#### Set exercise:
Transcribe every line, keeping it exact.

Rows from a figure dataset:
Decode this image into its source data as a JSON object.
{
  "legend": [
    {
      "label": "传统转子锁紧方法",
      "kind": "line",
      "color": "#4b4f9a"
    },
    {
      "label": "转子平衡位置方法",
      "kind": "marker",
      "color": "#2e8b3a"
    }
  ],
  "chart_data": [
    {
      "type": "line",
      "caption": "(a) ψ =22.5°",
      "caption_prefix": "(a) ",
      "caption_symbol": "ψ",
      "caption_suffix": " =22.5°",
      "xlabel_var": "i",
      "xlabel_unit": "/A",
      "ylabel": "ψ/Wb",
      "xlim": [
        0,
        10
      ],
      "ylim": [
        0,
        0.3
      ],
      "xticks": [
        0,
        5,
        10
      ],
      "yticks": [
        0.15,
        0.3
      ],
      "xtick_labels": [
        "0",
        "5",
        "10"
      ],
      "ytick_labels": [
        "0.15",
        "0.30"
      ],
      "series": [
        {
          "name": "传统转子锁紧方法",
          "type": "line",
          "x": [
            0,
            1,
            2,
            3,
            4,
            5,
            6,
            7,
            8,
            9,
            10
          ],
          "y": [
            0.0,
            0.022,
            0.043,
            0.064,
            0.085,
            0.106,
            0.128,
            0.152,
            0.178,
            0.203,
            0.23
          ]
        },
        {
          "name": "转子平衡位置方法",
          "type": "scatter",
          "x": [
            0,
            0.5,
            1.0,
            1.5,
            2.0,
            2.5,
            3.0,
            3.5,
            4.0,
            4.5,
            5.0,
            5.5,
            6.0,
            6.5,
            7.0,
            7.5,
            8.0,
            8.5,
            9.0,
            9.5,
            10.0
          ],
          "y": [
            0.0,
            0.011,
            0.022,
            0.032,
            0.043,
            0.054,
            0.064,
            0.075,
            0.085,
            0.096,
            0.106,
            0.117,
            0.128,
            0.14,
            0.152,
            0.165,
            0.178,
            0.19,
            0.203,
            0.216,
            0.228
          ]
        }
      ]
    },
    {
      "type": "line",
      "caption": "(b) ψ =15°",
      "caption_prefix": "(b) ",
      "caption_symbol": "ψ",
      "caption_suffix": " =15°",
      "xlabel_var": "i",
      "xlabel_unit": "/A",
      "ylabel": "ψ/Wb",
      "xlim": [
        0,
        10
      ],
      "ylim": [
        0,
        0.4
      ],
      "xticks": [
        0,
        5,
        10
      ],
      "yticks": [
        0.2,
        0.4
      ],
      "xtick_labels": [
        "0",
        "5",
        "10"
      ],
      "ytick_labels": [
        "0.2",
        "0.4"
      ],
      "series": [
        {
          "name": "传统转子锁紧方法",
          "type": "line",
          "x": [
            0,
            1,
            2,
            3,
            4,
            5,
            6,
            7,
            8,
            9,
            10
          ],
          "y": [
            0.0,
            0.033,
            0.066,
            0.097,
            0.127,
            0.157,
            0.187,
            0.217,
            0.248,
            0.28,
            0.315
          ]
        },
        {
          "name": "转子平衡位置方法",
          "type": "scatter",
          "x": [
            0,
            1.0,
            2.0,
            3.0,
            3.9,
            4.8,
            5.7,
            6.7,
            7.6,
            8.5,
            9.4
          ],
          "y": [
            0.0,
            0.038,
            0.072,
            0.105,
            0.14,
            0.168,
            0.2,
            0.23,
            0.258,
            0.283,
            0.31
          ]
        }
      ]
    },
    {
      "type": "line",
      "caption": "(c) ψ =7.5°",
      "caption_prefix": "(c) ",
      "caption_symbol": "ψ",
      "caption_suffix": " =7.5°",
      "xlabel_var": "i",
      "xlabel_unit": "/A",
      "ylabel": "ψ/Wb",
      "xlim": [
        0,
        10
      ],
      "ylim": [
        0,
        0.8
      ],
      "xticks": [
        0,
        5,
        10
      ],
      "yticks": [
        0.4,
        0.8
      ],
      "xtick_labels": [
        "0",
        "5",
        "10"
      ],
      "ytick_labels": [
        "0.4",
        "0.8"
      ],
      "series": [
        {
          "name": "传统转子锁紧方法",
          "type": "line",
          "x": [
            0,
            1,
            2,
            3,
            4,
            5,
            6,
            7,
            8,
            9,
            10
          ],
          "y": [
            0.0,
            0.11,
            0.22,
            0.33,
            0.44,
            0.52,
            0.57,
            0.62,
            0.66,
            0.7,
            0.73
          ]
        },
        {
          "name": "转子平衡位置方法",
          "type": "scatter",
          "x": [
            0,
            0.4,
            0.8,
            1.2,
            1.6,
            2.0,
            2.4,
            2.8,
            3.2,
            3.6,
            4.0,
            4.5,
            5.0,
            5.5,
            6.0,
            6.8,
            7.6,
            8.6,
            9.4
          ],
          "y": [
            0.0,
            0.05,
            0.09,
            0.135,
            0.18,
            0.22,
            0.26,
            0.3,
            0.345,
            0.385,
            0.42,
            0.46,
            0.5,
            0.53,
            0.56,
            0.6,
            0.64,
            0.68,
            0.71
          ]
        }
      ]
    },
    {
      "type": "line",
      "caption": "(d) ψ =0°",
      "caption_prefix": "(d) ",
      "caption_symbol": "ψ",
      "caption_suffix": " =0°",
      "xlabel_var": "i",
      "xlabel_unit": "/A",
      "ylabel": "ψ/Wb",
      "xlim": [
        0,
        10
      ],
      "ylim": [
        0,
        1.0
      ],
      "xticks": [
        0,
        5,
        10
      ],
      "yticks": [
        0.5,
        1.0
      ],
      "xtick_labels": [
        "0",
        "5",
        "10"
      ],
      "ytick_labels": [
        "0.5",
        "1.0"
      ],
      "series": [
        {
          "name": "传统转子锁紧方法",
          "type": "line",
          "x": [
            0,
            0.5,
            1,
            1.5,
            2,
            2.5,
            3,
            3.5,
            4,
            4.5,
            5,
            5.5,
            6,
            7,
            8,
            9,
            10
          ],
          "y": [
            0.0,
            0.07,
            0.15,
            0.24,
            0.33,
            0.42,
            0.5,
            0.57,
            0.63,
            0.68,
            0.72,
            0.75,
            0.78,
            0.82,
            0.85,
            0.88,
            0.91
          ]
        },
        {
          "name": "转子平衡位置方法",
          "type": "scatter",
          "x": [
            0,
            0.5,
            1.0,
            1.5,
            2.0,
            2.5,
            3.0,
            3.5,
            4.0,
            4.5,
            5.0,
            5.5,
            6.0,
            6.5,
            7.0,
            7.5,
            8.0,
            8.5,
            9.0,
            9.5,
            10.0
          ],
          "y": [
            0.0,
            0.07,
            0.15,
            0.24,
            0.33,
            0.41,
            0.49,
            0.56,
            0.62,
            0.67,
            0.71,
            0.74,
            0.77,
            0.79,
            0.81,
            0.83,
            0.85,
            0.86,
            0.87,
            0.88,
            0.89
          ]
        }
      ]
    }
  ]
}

#### Exercise answer:
Decode this image into its source data as a JSON object.
{
  "legend": [
    {
      "label": "传统转子锁紧方法",
      "kind": "line",
      "color": "#4b4f9a"
    },
    {
      "label": "转子平衡位置方法",
      "kind": "marker",
      "color": "#2e8b3a"
    }
  ],
  "chart_data": [
    {
      "type": "line",
      "caption": "(a) ψ =22.5°",
      "caption_prefix": "(a) ",
      "caption_symbol": "ψ",
      "caption_suffix": " =22.5°",
      "xlabel_var": "i",
      "xlabel_unit": "/A",
      "ylabel": "ψ/Wb",
      "xlim": [
        0,
        10
      ],
      "ylim": [
        0,
        0.3
      ],
      "xticks": [
        0,
        5,
        10
      ],
      "yticks": [
        0.15,
        0.3
      ],
      "xtick_labels": [
        "0",
        "5",
        "10"
      ],
      "ytick_labels": [
        "0.15",
        "0.30"
      ],
      "series": [
        {
          "name": "传统转子锁紧方法",
          "type": "line",
          "x": [
            0,
            1,
            2,
            3,
            4,
            5,
            6,
            7,
            8,
            9,
            10
          ],
          "y": [
            0.0,
            0.022,
            0.043,
            0.064,
            0.085,
            0.106,
            0.128,
            0.152,
            0.178,
            0.203,
            0.23
          ]
        },
        {
          "name": "转子平衡位置方法",
          "type": "scatter",
          "x": [
            0,
            0.5,
            1.0,
            1.5,
            2.0,
            2.5,
            3.0,
            3.5,
            4.0,
            4.5,
            5.0,
            5.5,
            6.0,
            6.5,
            7.0,
            7.5,
            8.0,
            8.5,
            9.0,
            9.5,
            10.0
          ],
          "y": [
            0.0,
            0.011,
            0.022,
            0.032,
            0.043,
            0.054,
            0.064,
            0.075,
            0.085,
            0.096,
            0.106,
            0.117,
            0.128,
            0.14,
            0.152,
            0.165,
            0.178,
            0.19,
            0.203,
            0.216,
            0.228
          ]
        }
      ]
    },
    {
      "type": "line",
      "caption": "(b) ψ =15°",
      "caption_prefix": "(b) ",
      "caption_symbol": "ψ",
      "caption_suffix": " =15°",
      "xlabel_var": "i",
      "xlabel_unit": "/A",
      "ylabel": "ψ/Wb",
      "xlim": [
        0,
        10
      ],
      "ylim": [
        0,
        0.4
      ],
      "xticks": [
        0,
        5,
        10
      ],
      "yticks": [
        0.2,
        0.4
      ],
      "xtick_labels": [
        "0",
        "5",
        "10"
      ],
      "ytick_labels": [
        "0.2",
        "0.4"
      ],
      "series": [
        {
          "name": "传统转子锁紧方法",
          "type": "line",
          "x": [
            0,
            1,
            2,
            3,
            4,
            5,
            6,
            7,
            8,
            9,
            10
          ],
          "y": [
            0.0,
            0.033,
            0.066,
            0.097,
            0.127,
            0.157,
            0.187,
            0.217,
            0.248,
            0.28,
            0.315
          ]
        },
        {
          "name": "转子平衡位置方法",
          "type": "scatter",
          "x": [
            0,
            1.0,
            2.0,
            3.0,
            3.9,
            4.8,
            5.7,
            6.7,
            7.6,
            8.5,
            9.4
          ],
          "y": [
            0.0,
            0.038,
            0.072,
            0.105,
            0.14,
            0.168,
            0.2,
            0.23,
            0.258,
            0.283,
            0.31
          ]
        }
      ]
    },
    {
      "type": "line",
      "caption": "(c) ψ =7.5°",
      "caption_prefix": "(c) ",
      "caption_symbol": "ψ",
      "caption_suffix": " =7.5°",
      "xlabel_var": "i",
      "xlabel_unit": "/A",
      "ylabel": "ψ/Wb",
      "xlim": [
        0,
        10
      ],
      "ylim": [
        0,
        0.8
      ],
      "xticks": [
        0,
        5,
        10
      ],
      "yticks": [
        0.4,
        0.8
      ],
      "xtick_labels": [
        "0",
        "5",
        "10"
      ],
      "ytick_labels": [
        "0.4",
        "0.8"
      ],
      "series": [
        {
          "name": "传统转子锁紧方法",
          "type": "line",
          "x": [
            0,
            1,
            2,
            3,
            4,
            5,
            6,
            7,
            8,
            9,
            10
          ],
          "y": [
            0.0,
            0.11,
            0.22,
            0.33,
            0.44,
            0.52,
            0.57,
            0.62,
            0.66,
            0.7,
            0.73
          ]
        },
        {
          "name": "转子平衡位置方法",
          "type": "scatter",
          "x": [
            0,
            0.4,
            0.8,
            1.2,
            1.6,
            2.0,
            2.4,
            2.8,
            3.2,
            3.6,
            4.0,
            4.5,
            5.0,
            5.5,
            6.0,
            6.8,
            7.6,
            8.6,
            9.4
          ],
          "y": [
            0.0,
            0.05,
            0.09,
            0.135,
            0.18,
            0.22,
            0.26,
            0.3,
            0.345,
            0.385,
            0.42,
            0.46,
            0.5,
            0.53,
            0.56,
            0.6,
            0.64,
            0.68,
            0.71
          ]
        }
      ]
    },
    {
      "type": "line",
      "caption": "(d) ψ =0°",
      "caption_prefix": "(d) ",
      "caption_symbol": "ψ",
      "caption_suffix": " =0°",
      "xlabel_var": "i",
      "xlabel_unit": "/A",
      "ylabel": "ψ/Wb",
      "xlim": [
        0,
        10
      ],
      "ylim": [
        0,
        1.0
      ],
      "xticks": [
        0,
        5,
        10
      ],
      "yticks": [
        0.5,
        1.0
      ],
      "xtick_labels": [
        "0",
        "5",
        "10"
      ],
      "ytick_labels": [
        "0.5",
        "1.0"
      ],
      "series": [
        {
          "name": "传统转子锁紧方法",
          "type": "line",
          "x": [
            0,
            0.5,
            1,
            1.5,
            2,
            2.5,
            3,
            3.5,
            4,
            4.5,
            5,
            5.5,
            6,
            7,
            8,
            9,
            10
          ],
          "y": [
            0.0,
            0.07,
            0.15,
            0.24,
            0.33,
            0.42,
            0.5,
            0.57,
            0.63,
            0.68,
            0.72,
            0.75,
            0.78,
            0.82,
            0.85,
            0.88,
            0.91
          ]
        },
        {
          "name": "转子平衡位置方法",
          "type": "scatter",
          "x": [
            0,
            0.5,
            1.0,
            1.5,
            2.0,
            2.5,
            3.0,
            3.5,
            4.0,
            4.5,
            5.0,
            5.5,
            6.0,
            6.5,
            7.0,
            7.5,
            8.0,
            8.5,
            9.0,
            9.5,
            10.0
          ],
          "y": [
            0.0,
            0.07,
            0.15,
            0.24,
            0.33,
            0.41,
            0.49,
            0.56,
            0.62,
            0.67,
            0.71,
            0.74,
            0.77,
            0.79,
            0.81,
            0.83,
            0.85,
            0.86,
            0.87,
            0.88,
            0.89
          ]
        }
      ]
    }
  ]
}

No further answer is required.